[Rows from a dataset]
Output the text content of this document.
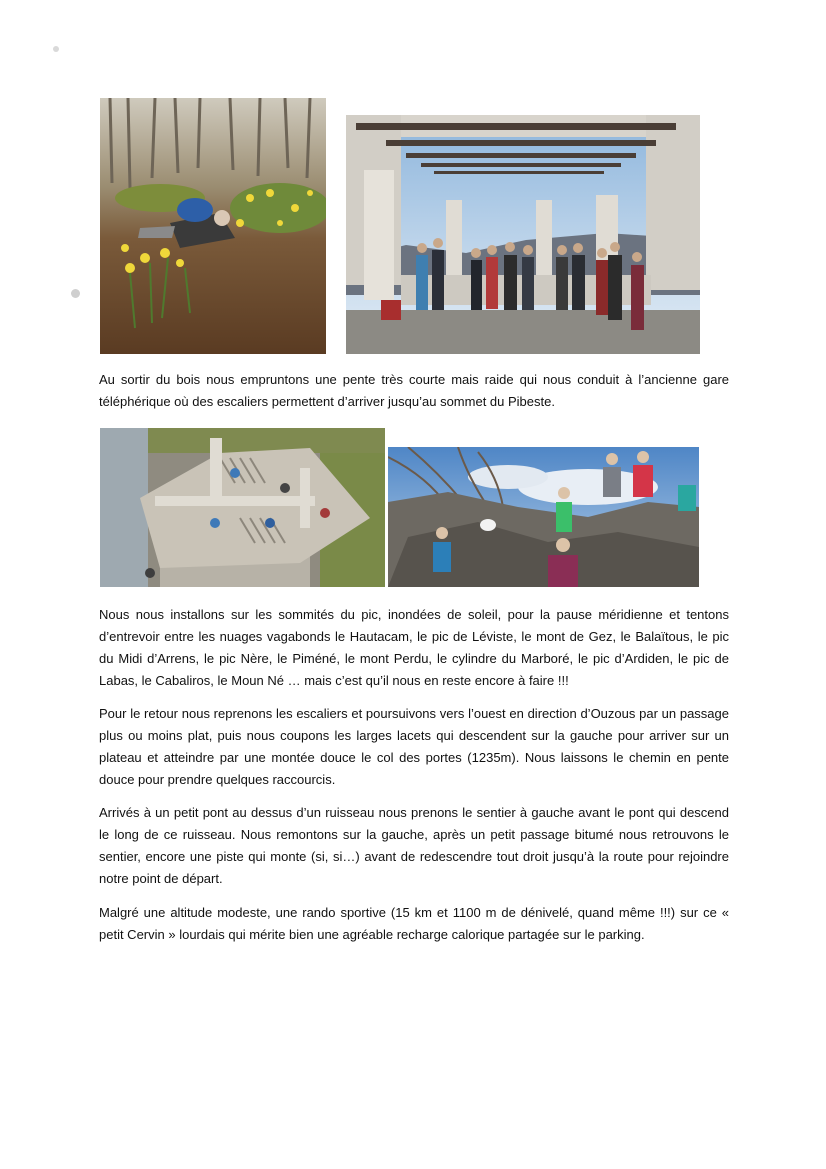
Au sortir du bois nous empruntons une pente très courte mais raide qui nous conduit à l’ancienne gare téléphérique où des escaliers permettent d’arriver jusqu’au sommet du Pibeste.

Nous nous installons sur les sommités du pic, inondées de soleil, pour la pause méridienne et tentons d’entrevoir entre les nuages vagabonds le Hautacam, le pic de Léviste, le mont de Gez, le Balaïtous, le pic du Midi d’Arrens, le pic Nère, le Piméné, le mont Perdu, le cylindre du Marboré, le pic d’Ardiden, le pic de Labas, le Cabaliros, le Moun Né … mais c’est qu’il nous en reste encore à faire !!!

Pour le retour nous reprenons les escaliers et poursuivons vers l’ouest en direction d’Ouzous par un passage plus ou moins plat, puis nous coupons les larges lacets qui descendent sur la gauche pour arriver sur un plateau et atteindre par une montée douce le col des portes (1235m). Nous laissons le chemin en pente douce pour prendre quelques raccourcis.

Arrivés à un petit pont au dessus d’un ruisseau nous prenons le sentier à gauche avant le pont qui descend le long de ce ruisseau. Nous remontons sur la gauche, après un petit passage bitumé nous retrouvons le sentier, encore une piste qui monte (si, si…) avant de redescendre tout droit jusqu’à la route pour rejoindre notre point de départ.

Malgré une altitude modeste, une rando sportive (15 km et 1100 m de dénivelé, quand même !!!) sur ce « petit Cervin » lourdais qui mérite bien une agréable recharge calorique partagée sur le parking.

• _Written task_:
Copy each line above precisely, dropping the pictures.

• _Answer in full_:
Output the text content of this document.
Au sortir du bois nous empruntons une pente très courte mais raide qui nous conduit à l’ancienne gare téléphérique où des escaliers permettent d’arriver jusqu’au sommet du Pibeste.

Nous nous installons sur les sommités du pic, inondées de soleil, pour la pause méridienne et tentons d’entrevoir entre les nuages vagabonds le Hautacam, le pic de Léviste, le mont de Gez, le Balaïtous, le pic du Midi d’Arrens, le pic Nère, le Piméné, le mont Perdu, le cylindre du Marboré, le pic d’Ardiden, le pic de Labas, le Cabaliros, le Moun Né … mais c’est qu’il nous en reste encore à faire !!!

Pour le retour nous reprenons les escaliers et poursuivons vers l’ouest en direction d’Ouzous par un passage plus ou moins plat, puis nous coupons les larges lacets qui descendent sur la gauche pour arriver sur un plateau et atteindre par une montée douce le col des portes (1235m). Nous laissons le chemin en pente douce pour prendre quelques raccourcis.

Arrivés à un petit pont au dessus d’un ruisseau nous prenons le sentier à gauche avant le pont qui descend le long de ce ruisseau. Nous remontons sur la gauche, après un petit passage bitumé nous retrouvons le sentier, encore une piste qui monte (si, si…) avant de redescendre tout droit jusqu’à la route pour rejoindre notre point de départ.

Malgré une altitude modeste, une rando sportive (15 km et 1100 m de dénivelé, quand même !!!) sur ce « petit Cervin » lourdais qui mérite bien une agréable recharge calorique partagée sur le parking.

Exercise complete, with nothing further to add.